#### PROBLEM DESCRIPTION
Select every line holding the word "value" and copy it.

#### SUPPLIED ENTRIES

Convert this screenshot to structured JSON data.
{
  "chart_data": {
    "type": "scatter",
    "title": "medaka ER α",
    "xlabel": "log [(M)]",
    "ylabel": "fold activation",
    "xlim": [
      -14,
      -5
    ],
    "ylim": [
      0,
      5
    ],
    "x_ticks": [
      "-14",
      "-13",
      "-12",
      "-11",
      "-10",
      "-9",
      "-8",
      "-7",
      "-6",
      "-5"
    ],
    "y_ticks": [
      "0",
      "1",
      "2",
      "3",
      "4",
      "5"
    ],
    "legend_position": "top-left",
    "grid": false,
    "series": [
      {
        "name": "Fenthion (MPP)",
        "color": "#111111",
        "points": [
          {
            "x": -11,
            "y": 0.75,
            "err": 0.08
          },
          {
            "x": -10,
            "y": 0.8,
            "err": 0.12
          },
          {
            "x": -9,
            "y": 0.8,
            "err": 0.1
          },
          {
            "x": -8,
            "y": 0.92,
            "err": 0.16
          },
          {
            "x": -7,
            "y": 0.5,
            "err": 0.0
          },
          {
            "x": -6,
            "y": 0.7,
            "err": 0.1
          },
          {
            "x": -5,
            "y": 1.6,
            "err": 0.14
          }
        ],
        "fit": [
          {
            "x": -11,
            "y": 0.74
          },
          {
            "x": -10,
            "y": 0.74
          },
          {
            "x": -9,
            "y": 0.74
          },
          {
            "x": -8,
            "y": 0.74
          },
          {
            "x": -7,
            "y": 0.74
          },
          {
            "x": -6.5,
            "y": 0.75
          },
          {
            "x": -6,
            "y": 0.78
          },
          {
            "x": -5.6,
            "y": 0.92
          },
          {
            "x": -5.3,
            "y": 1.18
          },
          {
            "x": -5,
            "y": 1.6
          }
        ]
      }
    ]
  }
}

--

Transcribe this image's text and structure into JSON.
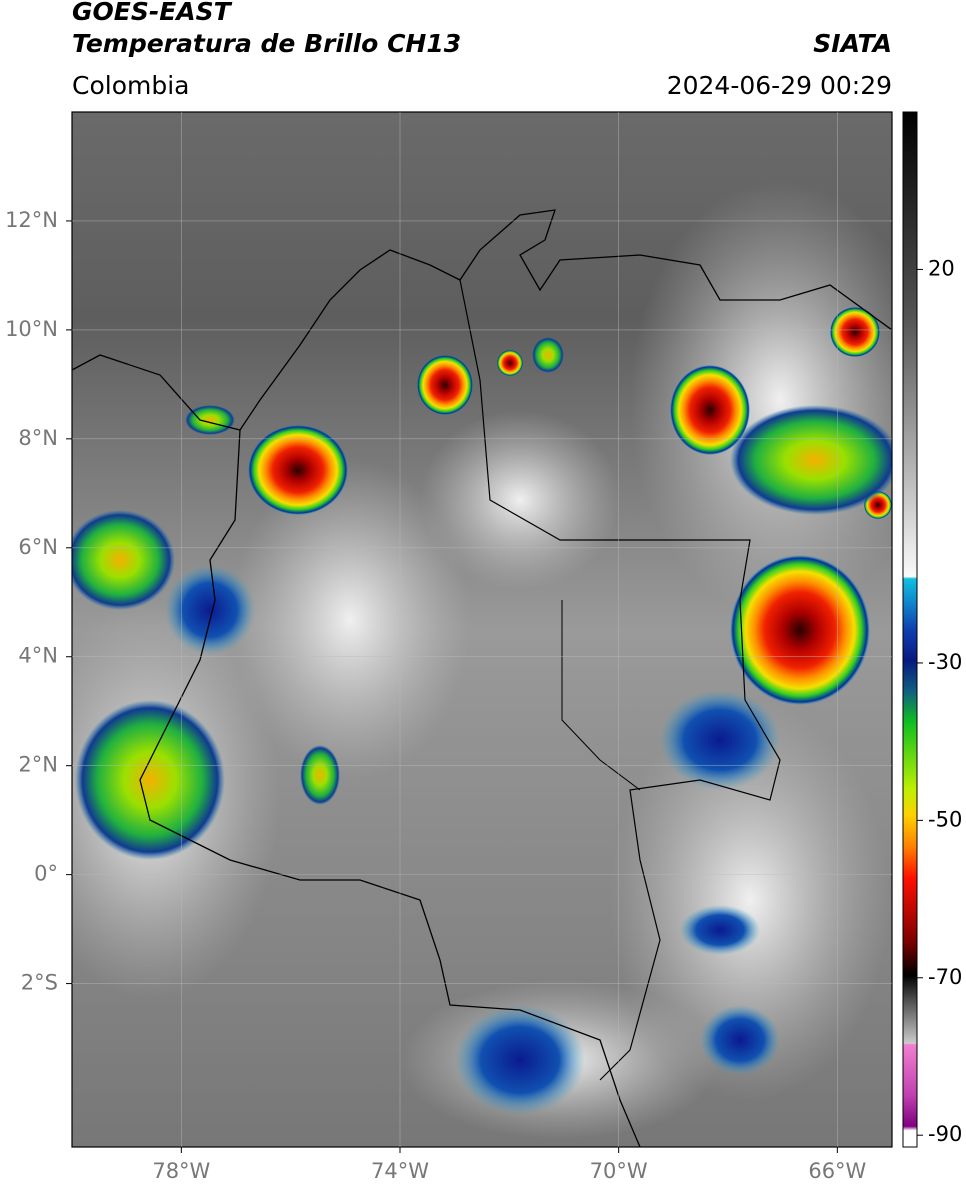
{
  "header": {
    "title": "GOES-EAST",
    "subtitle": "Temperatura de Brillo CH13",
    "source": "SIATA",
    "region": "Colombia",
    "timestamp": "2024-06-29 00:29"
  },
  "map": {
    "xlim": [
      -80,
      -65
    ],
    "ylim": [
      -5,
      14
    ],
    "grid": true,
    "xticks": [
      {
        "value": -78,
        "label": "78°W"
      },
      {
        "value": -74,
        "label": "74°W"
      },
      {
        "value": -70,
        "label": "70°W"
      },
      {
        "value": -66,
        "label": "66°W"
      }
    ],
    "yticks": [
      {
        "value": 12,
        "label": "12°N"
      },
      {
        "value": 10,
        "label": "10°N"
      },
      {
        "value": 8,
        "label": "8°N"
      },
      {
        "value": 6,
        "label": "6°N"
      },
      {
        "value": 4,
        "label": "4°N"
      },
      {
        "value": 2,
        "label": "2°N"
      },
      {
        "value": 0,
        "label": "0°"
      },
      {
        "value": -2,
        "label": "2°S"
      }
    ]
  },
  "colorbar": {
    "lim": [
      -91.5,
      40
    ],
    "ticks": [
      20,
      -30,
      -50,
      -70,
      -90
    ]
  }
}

#### COMPLETE OUTPUT
        "value": -78,
        "value": -74,
        "value": -70,
        "value": -66,
        "value": 12,
        "value": 10,
        "value": 8,
        "value": 6,
        "value": 4,
        "value": 2,
        "value": 0,
        "value": -2,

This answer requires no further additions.